▶ What the task requires
Find every line of the listing below where "strengthen" appears, and copy it.

▶ Provided records
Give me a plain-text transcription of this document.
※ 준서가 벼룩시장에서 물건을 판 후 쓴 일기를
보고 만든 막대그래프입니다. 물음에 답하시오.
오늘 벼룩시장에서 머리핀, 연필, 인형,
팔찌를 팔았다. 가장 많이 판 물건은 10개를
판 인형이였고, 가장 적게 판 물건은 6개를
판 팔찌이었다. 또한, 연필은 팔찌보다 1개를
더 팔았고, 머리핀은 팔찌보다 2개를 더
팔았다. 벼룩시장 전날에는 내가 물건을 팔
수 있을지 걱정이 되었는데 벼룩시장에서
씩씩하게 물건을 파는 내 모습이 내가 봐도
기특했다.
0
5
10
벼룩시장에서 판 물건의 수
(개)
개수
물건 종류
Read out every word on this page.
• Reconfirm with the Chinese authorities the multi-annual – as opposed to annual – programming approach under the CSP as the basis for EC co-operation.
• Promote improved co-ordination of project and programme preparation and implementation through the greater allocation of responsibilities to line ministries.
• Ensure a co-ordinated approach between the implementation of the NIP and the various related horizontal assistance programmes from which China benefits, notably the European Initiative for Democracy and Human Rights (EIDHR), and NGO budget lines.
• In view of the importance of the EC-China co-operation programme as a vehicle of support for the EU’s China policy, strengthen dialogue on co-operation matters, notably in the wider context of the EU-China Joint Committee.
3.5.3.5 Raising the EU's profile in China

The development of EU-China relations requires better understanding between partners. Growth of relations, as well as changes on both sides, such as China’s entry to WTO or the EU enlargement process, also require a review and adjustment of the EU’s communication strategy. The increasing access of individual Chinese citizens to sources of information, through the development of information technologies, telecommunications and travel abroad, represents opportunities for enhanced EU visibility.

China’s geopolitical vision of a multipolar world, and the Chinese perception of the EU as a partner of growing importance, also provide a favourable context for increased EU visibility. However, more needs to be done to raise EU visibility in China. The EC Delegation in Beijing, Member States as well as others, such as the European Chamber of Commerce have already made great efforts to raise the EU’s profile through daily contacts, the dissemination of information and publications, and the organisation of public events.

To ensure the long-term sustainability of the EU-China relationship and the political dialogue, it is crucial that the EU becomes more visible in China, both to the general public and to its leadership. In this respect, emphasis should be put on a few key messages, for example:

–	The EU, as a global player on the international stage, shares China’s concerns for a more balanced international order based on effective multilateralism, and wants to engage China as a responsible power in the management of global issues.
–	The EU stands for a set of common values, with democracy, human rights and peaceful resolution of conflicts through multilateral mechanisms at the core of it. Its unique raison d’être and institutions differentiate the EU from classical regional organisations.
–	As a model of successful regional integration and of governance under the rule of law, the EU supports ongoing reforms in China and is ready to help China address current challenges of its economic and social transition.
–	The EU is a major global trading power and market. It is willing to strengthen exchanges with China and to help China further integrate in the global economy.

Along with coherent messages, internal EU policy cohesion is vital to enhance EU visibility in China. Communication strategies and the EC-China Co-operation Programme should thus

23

▶ Solution for this exercise
• In view of the importance of the EC-China co-operation programme as a vehicle of support for the EU’s China policy, strengthen dialogue on co-operation matters, notably in the wider context of the EU-China Joint Committee.
–	The EU is a major global trading power and market. It is willing to strengthen exchanges with China and to help China further integrate in the global economy.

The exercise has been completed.